• _SUPPLIED MATERIAL_
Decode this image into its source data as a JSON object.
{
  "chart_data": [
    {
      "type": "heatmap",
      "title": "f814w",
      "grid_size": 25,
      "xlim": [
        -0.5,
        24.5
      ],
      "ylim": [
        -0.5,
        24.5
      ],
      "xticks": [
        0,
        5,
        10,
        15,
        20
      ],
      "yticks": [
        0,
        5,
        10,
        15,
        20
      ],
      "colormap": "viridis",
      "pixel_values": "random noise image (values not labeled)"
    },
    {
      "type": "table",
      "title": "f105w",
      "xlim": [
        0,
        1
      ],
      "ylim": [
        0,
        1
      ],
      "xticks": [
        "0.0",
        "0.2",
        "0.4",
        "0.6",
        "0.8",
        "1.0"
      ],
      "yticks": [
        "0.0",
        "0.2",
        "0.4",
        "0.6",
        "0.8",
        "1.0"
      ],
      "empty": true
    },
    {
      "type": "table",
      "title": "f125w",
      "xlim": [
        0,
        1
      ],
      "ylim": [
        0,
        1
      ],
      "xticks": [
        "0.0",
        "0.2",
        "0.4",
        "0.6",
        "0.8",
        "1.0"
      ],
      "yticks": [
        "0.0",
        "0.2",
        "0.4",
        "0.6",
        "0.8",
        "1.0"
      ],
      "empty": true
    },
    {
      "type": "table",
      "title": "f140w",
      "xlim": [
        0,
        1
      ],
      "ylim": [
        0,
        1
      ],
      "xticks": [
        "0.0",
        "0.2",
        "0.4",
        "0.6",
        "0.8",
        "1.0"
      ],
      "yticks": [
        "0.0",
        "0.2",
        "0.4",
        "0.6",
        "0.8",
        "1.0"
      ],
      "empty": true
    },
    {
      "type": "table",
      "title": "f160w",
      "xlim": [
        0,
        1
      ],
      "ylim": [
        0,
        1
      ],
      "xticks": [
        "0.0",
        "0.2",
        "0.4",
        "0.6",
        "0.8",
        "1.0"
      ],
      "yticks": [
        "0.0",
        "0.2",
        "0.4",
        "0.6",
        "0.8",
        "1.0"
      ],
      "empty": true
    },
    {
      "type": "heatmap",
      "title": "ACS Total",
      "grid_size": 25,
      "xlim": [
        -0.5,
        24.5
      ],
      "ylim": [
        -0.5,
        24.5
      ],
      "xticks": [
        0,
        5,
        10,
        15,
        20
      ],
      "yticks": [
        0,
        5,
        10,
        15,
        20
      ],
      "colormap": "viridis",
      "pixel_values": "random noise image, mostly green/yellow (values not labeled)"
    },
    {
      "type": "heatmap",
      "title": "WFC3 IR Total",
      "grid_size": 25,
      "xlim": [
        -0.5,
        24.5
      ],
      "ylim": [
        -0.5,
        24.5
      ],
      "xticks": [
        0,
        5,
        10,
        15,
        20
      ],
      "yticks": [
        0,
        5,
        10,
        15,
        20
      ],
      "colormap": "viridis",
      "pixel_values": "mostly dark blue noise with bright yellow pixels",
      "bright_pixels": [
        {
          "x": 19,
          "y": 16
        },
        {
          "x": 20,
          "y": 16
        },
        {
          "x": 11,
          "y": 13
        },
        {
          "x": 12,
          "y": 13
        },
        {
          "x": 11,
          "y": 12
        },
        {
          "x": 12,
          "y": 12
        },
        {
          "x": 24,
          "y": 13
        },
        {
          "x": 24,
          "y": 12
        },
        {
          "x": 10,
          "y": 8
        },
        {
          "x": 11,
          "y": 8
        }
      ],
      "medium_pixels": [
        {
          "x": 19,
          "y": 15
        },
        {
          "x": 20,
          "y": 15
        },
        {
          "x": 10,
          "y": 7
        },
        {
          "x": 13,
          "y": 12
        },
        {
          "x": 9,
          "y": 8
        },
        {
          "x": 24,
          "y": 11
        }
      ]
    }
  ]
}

• _PROBLEM_
Using the listing above, retype each line exactly.

• _THE RESPONSE_
Decode this image into its source data as a JSON object.
{
  "chart_data": [
    {
      "type": "heatmap",
      "title": "f814w",
      "grid_size": 25,
      "xlim": [
        -0.5,
        24.5
      ],
      "ylim": [
        -0.5,
        24.5
      ],
      "xticks": [
        0,
        5,
        10,
        15,
        20
      ],
      "yticks": [
        0,
        5,
        10,
        15,
        20
      ],
      "colormap": "viridis",
      "pixel_values": "random noise image (values not labeled)"
    },
    {
      "type": "table",
      "title": "f105w",
      "xlim": [
        0,
        1
      ],
      "ylim": [
        0,
        1
      ],
      "xticks": [
        "0.0",
        "0.2",
        "0.4",
        "0.6",
        "0.8",
        "1.0"
      ],
      "yticks": [
        "0.0",
        "0.2",
        "0.4",
        "0.6",
        "0.8",
        "1.0"
      ],
      "empty": true
    },
    {
      "type": "table",
      "title": "f125w",
      "xlim": [
        0,
        1
      ],
      "ylim": [
        0,
        1
      ],
      "xticks": [
        "0.0",
        "0.2",
        "0.4",
        "0.6",
        "0.8",
        "1.0"
      ],
      "yticks": [
        "0.0",
        "0.2",
        "0.4",
        "0.6",
        "0.8",
        "1.0"
      ],
      "empty": true
    },
    {
      "type": "table",
      "title": "f140w",
      "xlim": [
        0,
        1
      ],
      "ylim": [
        0,
        1
      ],
      "xticks": [
        "0.0",
        "0.2",
        "0.4",
        "0.6",
        "0.8",
        "1.0"
      ],
      "yticks": [
        "0.0",
        "0.2",
        "0.4",
        "0.6",
        "0.8",
        "1.0"
      ],
      "empty": true
    },
    {
      "type": "table",
      "title": "f160w",
      "xlim": [
        0,
        1
      ],
      "ylim": [
        0,
        1
      ],
      "xticks": [
        "0.0",
        "0.2",
        "0.4",
        "0.6",
        "0.8",
        "1.0"
      ],
      "yticks": [
        "0.0",
        "0.2",
        "0.4",
        "0.6",
        "0.8",
        "1.0"
      ],
      "empty": true
    },
    {
      "type": "heatmap",
      "title": "ACS Total",
      "grid_size": 25,
      "xlim": [
        -0.5,
        24.5
      ],
      "ylim": [
        -0.5,
        24.5
      ],
      "xticks": [
        0,
        5,
        10,
        15,
        20
      ],
      "yticks": [
        0,
        5,
        10,
        15,
        20
      ],
      "colormap": "viridis",
      "pixel_values": "random noise image, mostly green/yellow (values not labeled)"
    },
    {
      "type": "heatmap",
      "title": "WFC3 IR Total",
      "grid_size": 25,
      "xlim": [
        -0.5,
        24.5
      ],
      "ylim": [
        -0.5,
        24.5
      ],
      "xticks": [
        0,
        5,
        10,
        15,
        20
      ],
      "yticks": [
        0,
        5,
        10,
        15,
        20
      ],
      "colormap": "viridis",
      "pixel_values": "mostly dark blue noise with bright yellow pixels",
      "bright_pixels": [
        {
          "x": 19,
          "y": 16
        },
        {
          "x": 20,
          "y": 16
        },
        {
          "x": 11,
          "y": 13
        },
        {
          "x": 12,
          "y": 13
        },
        {
          "x": 11,
          "y": 12
        },
        {
          "x": 12,
          "y": 12
        },
        {
          "x": 24,
          "y": 13
        },
        {
          "x": 24,
          "y": 12
        },
        {
          "x": 10,
          "y": 8
        },
        {
          "x": 11,
          "y": 8
        }
      ],
      "medium_pixels": [
        {
          "x": 19,
          "y": 15
        },
        {
          "x": 20,
          "y": 15
        },
        {
          "x": 10,
          "y": 7
        },
        {
          "x": 13,
          "y": 12
        },
        {
          "x": 9,
          "y": 8
        },
        {
          "x": 24,
          "y": 11
        }
      ]
    }
  ]
}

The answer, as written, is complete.